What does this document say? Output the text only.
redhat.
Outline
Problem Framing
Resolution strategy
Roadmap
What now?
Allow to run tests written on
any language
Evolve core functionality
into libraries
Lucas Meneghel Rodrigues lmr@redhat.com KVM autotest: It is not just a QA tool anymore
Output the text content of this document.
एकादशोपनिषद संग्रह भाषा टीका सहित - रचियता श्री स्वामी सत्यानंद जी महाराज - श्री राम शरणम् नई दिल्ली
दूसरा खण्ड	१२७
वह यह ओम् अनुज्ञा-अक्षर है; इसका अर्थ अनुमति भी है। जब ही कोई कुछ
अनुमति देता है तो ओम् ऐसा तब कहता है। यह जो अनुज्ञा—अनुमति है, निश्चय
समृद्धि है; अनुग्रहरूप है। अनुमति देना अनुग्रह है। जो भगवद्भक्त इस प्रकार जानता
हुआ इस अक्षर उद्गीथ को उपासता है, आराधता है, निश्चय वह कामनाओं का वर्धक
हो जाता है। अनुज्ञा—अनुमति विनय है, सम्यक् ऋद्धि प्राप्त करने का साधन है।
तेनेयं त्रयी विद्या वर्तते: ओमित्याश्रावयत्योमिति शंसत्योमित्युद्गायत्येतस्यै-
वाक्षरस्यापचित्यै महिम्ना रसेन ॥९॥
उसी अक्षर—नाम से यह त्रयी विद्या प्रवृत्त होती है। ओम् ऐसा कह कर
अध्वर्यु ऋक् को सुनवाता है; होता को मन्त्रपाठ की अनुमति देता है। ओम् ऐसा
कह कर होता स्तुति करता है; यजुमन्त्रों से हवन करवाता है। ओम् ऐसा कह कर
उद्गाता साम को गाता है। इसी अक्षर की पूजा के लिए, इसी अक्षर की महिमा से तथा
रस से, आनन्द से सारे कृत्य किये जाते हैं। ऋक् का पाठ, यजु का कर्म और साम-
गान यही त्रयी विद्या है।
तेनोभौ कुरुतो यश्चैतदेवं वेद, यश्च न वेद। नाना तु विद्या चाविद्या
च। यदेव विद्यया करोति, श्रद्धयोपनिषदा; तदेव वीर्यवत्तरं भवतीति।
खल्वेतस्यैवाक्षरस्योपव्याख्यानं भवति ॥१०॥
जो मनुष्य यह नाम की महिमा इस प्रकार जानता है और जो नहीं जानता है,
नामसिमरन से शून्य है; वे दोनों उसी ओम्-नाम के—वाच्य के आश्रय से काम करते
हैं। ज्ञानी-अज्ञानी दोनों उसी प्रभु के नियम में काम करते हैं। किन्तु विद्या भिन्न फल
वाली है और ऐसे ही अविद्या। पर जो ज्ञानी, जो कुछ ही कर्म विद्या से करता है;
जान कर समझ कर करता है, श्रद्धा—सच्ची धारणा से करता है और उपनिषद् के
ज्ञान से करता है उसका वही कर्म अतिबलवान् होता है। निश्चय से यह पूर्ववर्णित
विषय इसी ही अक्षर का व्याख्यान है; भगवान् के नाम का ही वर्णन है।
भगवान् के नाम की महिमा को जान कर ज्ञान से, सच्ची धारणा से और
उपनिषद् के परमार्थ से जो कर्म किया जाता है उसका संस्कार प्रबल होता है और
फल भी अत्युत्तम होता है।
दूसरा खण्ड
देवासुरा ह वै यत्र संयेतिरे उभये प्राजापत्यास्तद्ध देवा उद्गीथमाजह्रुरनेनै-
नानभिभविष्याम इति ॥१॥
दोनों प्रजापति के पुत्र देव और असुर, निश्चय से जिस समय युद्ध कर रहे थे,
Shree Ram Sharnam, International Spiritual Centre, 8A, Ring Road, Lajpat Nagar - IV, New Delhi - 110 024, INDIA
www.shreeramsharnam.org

#####

■ Exercise
Set down every record above exactly as given.

■ Full solution
What does this document say? Output the text only.
redhat.
Outline
Problem Framing
Resolution strategy
Roadmap
What now?
Allow to run tests written on
any language
Evolve core functionality
into libraries
Lucas Meneghel Rodrigues lmr@redhat.com KVM autotest: It is not just a QA tool anymore
Output the text content of this document.
एकादशोपनिषद संग्रह भाषा टीका सहित - रचियता श्री स्वामी सत्यानंद जी महाराज - श्री राम शरणम् नई दिल्ली
दूसरा खण्ड	१२७
वह यह ओम् अनुज्ञा-अक्षर है; इसका अर्थ अनुमति भी है। जब ही कोई कुछ
अनुमति देता है तो ओम् ऐसा तब कहता है। यह जो अनुज्ञा—अनुमति है, निश्चय
समृद्धि है; अनुग्रहरूप है। अनुमति देना अनुग्रह है। जो भगवद्भक्त इस प्रकार जानता
हुआ इस अक्षर उद्गीथ को उपासता है, आराधता है, निश्चय वह कामनाओं का वर्धक
हो जाता है। अनुज्ञा—अनुमति विनय है, सम्यक् ऋद्धि प्राप्त करने का साधन है।
तेनेयं त्रयी विद्या वर्तते: ओमित्याश्रावयत्योमिति शंसत्योमित्युद्गायत्येतस्यै-
वाक्षरस्यापचित्यै महिम्ना रसेन ॥९॥
उसी अक्षर—नाम से यह त्रयी विद्या प्रवृत्त होती है। ओम् ऐसा कह कर
अध्वर्यु ऋक् को सुनवाता है; होता को मन्त्रपाठ की अनुमति देता है। ओम् ऐसा
कह कर होता स्तुति करता है; यजुमन्त्रों से हवन करवाता है। ओम् ऐसा कह कर
उद्गाता साम को गाता है। इसी अक्षर की पूजा के लिए, इसी अक्षर की महिमा से तथा
रस से, आनन्द से सारे कृत्य किये जाते हैं। ऋक् का पाठ, यजु का कर्म और साम-
गान यही त्रयी विद्या है।
तेनोभौ कुरुतो यश्चैतदेवं वेद, यश्च न वेद। नाना तु विद्या चाविद्या
च। यदेव विद्यया करोति, श्रद्धयोपनिषदा; तदेव वीर्यवत्तरं भवतीति।
खल्वेतस्यैवाक्षरस्योपव्याख्यानं भवति ॥१०॥
जो मनुष्य यह नाम की महिमा इस प्रकार जानता है और जो नहीं जानता है,
नामसिमरन से शून्य है; वे दोनों उसी ओम्-नाम के—वाच्य के आश्रय से काम करते
हैं। ज्ञानी-अज्ञानी दोनों उसी प्रभु के नियम में काम करते हैं। किन्तु विद्या भिन्न फल
वाली है और ऐसे ही अविद्या। पर जो ज्ञानी, जो कुछ ही कर्म विद्या से करता है;
जान कर समझ कर करता है, श्रद्धा—सच्ची धारणा से करता है और उपनिषद् के
ज्ञान से करता है उसका वही कर्म अतिबलवान् होता है। निश्चय से यह पूर्ववर्णित
विषय इसी ही अक्षर का व्याख्यान है; भगवान् के नाम का ही वर्णन है।
भगवान् के नाम की महिमा को जान कर ज्ञान से, सच्ची धारणा से और
उपनिषद् के परमार्थ से जो कर्म किया जाता है उसका संस्कार प्रबल होता है और
फल भी अत्युत्तम होता है।
दूसरा खण्ड
देवासुरा ह वै यत्र संयेतिरे उभये प्राजापत्यास्तद्ध देवा उद्गीथमाजह्रुरनेनै-
नानभिभविष्याम इति ॥१॥
दोनों प्रजापति के पुत्र देव और असुर, निश्चय से जिस समय युद्ध कर रहे थे,
Shree Ram Sharnam, International Spiritual Centre, 8A, Ring Road, Lajpat Nagar - IV, New Delhi - 110 024, INDIA
www.shreeramsharnam.org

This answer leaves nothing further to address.